* start *

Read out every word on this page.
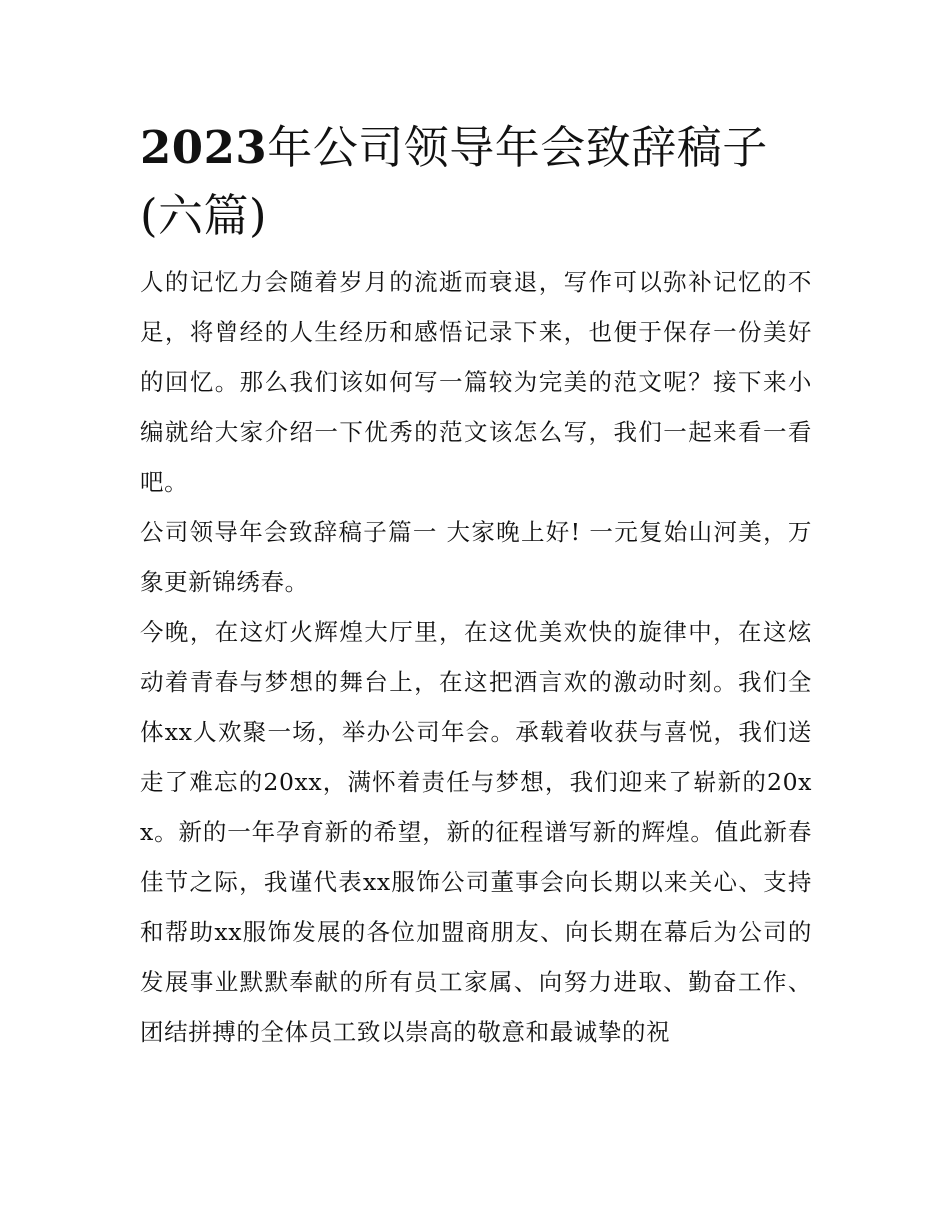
2023年公司领导年会致辞稿子(六篇)

人的记忆力会随着岁月的流逝而衰退，写作可以弥补记忆的不足，将曾经的人生经历和感悟记录下来，也便于保存一份美好的回忆。那么我们该如何写一篇较为完美的范文呢？接下来小编就给大家介绍一下优秀的范文该怎么写，我们一起来看一看吧。

公司领导年会致辞稿子篇一 大家晚上好! 一元复始山河美，万象更新锦绣春。

今晚，在这灯火辉煌大厅里，在这优美欢快的旋律中，在这炫动着青春与梦想的舞台上，在这把酒言欢的激动时刻。我们全体xx人欢聚一场，举办公司年会。承载着收获与喜悦，我们送走了难忘的20xx，满怀着责任与梦想，我们迎来了崭新的20xx。新的一年孕育新的希望，新的征程谱写新的辉煌。值此新春佳节之际，我谨代表xx服饰公司董事会向长期以来关心、支持和帮助xx服饰发展的各位加盟商朋友、向长期在幕后为公司的发展事业默默奉献的所有员工家属、向努力进取、勤奋工作、团结拼搏的全体员工致以崇高的敬意和最诚挚的祝
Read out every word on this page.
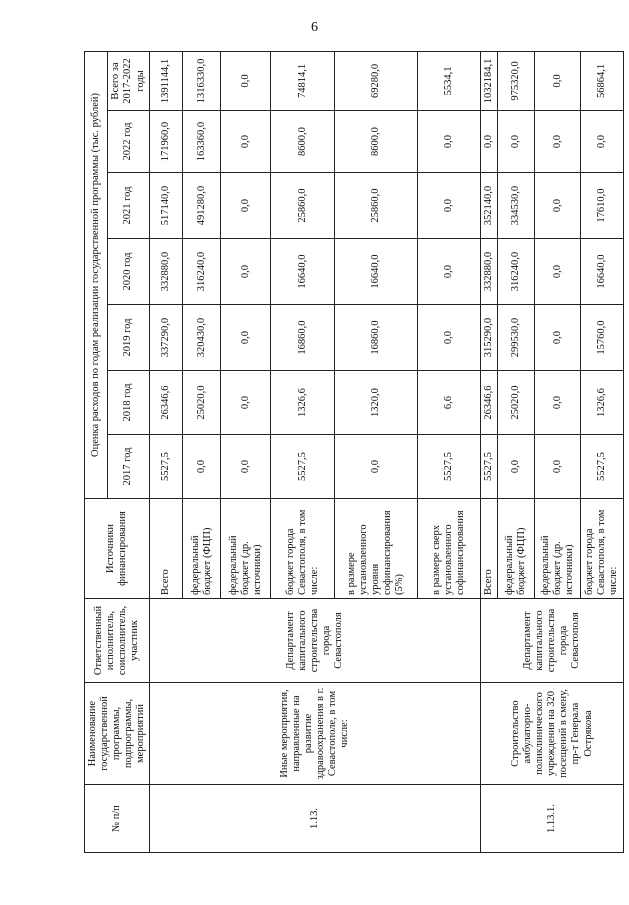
6
№ п/п	Наименование государственной программы, подпрограммы, мероприятий	Ответственный исполнитель, соисполнитель, участник	Источники финансирования	Оценка расходов по годам реализации государственной программы (тыс. рублей)						
				2017 год	2018 год	2019 год	2020 год	2021 год	2022 год	Всего за 2017-2022 годы
1.13.	Иные мероприятия, направленные на развитие здравоохранения в г. Севастополе, в том числе:	Департамент капитального строительства города Севастополя	Всего	5527,5	26346,6	337290,0	332880,0	517140,0	171960,0	1391144,1
			федеральный бюджет (ФЦП)	0,0	25020,0	320430,0	316240,0	491280,0	163360,0	1316330,0
			федеральный бюджет (др. источники)	0,0	0,0	0,0	0,0	0,0	0,0	0,0
			бюджет города Севастополя, в том числе:	5527,5	1326,6	16860,0	16640,0	25860,0	8600,0	74814,1
			в размере установленного уровня софинансирования (5%)	0,0	1320,0	16860,0	16640,0	25860,0	8600,0	69280,0
			в размере сверх установленного софинансирования	5527,5	6,6	0,0	0,0	0,0	0,0	5534,1
1.13.1.	Строительство амбулаторно-поликлинического учреждения на 320 посещений в смену, пр-т Генерала Острякова	Департамент капитального строительства города Севастополя	Всего	5527,5	26346,6	315290,0	332880,0	352140,0	0,0	1032184,1
			федеральный бюджет (ФЦП)	0,0	25020,0	299530,0	316240,0	334530,0	0,0	975320,0
			федеральный бюджет (др. источники)	0,0	0,0	0,0	0,0	0,0	0,0	0,0
			бюджет города Севастополя, в том числе:	5527,5	1326,6	15760,0	16640,0	17610,0	0,0	56864,1
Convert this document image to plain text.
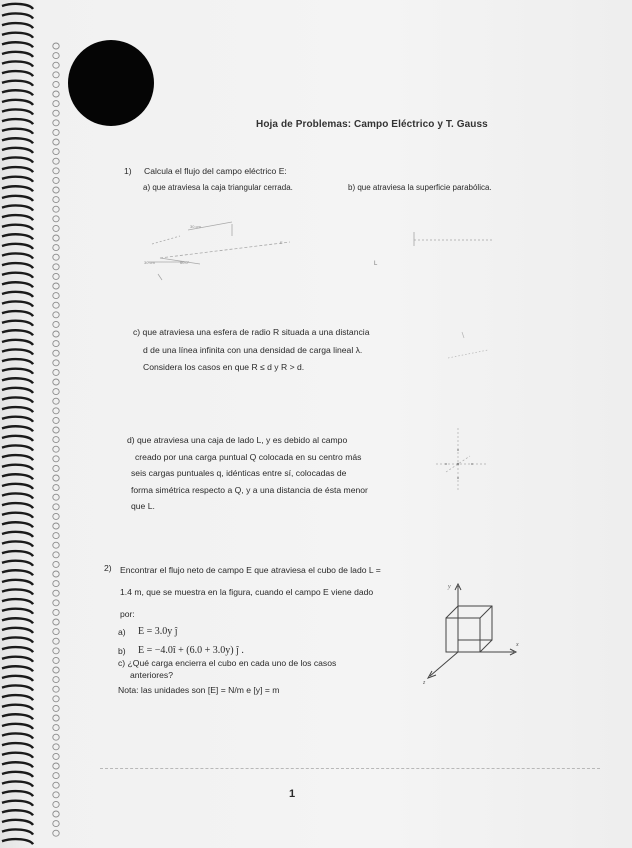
Hoja de Problemas: Campo Eléctrico y T. Gauss
1) Calcula el flujo del campo eléctrico E:
a) que atraviesa la caja triangular cerrada.	b) que atraviesa la superficie parabólica.
30 cm
30 cm	60.0°
E
L
c) que atraviesa una esfera de radio R situada a una distancia
d de una línea infinita con una densidad de carga lineal λ.
Considera los casos en que R ≤ d y R > d.
d) que atraviesa una caja de lado L, y es debido al campo
creado por una carga puntual Q colocada en su centro más
seis cargas puntuales q, idénticas entre sí, colocadas de
forma simétrica respecto a Q, y a una distancia de ésta menor
que L.
2) Encontrar el flujo neto de campo E que atraviesa el cubo de lado L =
1.4 m, que se muestra en la figura, cuando el campo E viene dado
por:
a) E = 3.0y ĵ
b) E = −4.0î + (6.0 + 3.0y) ĵ .
c) ¿Qué carga encierra el cubo en cada uno de los casos
anteriores?
Nota: las unidades son [E] = N/m e [y] = m
y
x
z
1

* end *

**Exercise task**
Would you return the data exactly as written, without the pictures?

**Output of the exercise**
Read out every word on this page.
2023年公司领导年会致辞稿子(六篇)

人的记忆力会随着岁月的流逝而衰退，写作可以弥补记忆的不足，将曾经的人生经历和感悟记录下来，也便于保存一份美好的回忆。那么我们该如何写一篇较为完美的范文呢？接下来小编就给大家介绍一下优秀的范文该怎么写，我们一起来看一看吧。

公司领导年会致辞稿子篇一 大家晚上好! 一元复始山河美，万象更新锦绣春。

今晚，在这灯火辉煌大厅里，在这优美欢快的旋律中，在这炫动着青春与梦想的舞台上，在这把酒言欢的激动时刻。我们全体xx人欢聚一场，举办公司年会。承载着收获与喜悦，我们送走了难忘的20xx，满怀着责任与梦想，我们迎来了崭新的20xx。新的一年孕育新的希望，新的征程谱写新的辉煌。值此新春佳节之际，我谨代表xx服饰公司董事会向长期以来关心、支持和帮助xx服饰发展的各位加盟商朋友、向长期在幕后为公司的发展事业默默奉献的所有员工家属、向努力进取、勤奋工作、团结拼搏的全体员工致以崇高的敬意和最诚挚的祝
Read out every word on this page.
6
№ п/п	Наименование государственной программы, подпрограммы, мероприятий	Ответственный исполнитель, соисполнитель, участник	Источники финансирования	Оценка расходов по годам реализации государственной программы (тыс. рублей)						
				2017 год	2018 год	2019 год	2020 год	2021 год	2022 год	Всего за 2017-2022 годы
1.13.	Иные мероприятия, направленные на развитие здравоохранения в г. Севастополе, в том числе:	Департамент капитального строительства города Севастополя	Всего	5527,5	26346,6	337290,0	332880,0	517140,0	171960,0	1391144,1
			федеральный бюджет (ФЦП)	0,0	25020,0	320430,0	316240,0	491280,0	163360,0	1316330,0
			федеральный бюджет (др. источники)	0,0	0,0	0,0	0,0	0,0	0,0	0,0
			бюджет города Севастополя, в том числе:	5527,5	1326,6	16860,0	16640,0	25860,0	8600,0	74814,1
			в размере установленного уровня софинансирования (5%)	0,0	1320,0	16860,0	16640,0	25860,0	8600,0	69280,0
			в размере сверх установленного софинансирования	5527,5	6,6	0,0	0,0	0,0	0,0	5534,1
1.13.1.	Строительство амбулаторно-поликлинического учреждения на 320 посещений в смену, пр-т Генерала Острякова	Департамент капитального строительства города Севастополя	Всего	5527,5	26346,6	315290,0	332880,0	352140,0	0,0	1032184,1
			федеральный бюджет (ФЦП)	0,0	25020,0	299530,0	316240,0	334530,0	0,0	975320,0
			федеральный бюджет (др. источники)	0,0	0,0	0,0	0,0	0,0	0,0	0,0
			бюджет города Севастополя, в том числе:	5527,5	1326,6	15760,0	16640,0	17610,0	0,0	56864,1
Convert this document image to plain text.
Hoja de Problemas: Campo Eléctrico y T. Gauss
1) Calcula el flujo del campo eléctrico E:
a) que atraviesa la caja triangular cerrada.	b) que atraviesa la superficie parabólica.
30 cm
30 cm	60.0°
E
L
c) que atraviesa una esfera de radio R situada a una distancia
d de una línea infinita con una densidad de carga lineal λ.
Considera los casos en que R ≤ d y R > d.
d) que atraviesa una caja de lado L, y es debido al campo
creado por una carga puntual Q colocada en su centro más
seis cargas puntuales q, idénticas entre sí, colocadas de
forma simétrica respecto a Q, y a una distancia de ésta menor
que L.
2) Encontrar el flujo neto de campo E que atraviesa el cubo de lado L =
1.4 m, que se muestra en la figura, cuando el campo E viene dado
por:
a) E = 3.0y ĵ
b) E = −4.0î + (6.0 + 3.0y) ĵ .
c) ¿Qué carga encierra el cubo en cada uno de los casos
anteriores?
Nota: las unidades son [E] = N/m e [y] = m
y
x
z
1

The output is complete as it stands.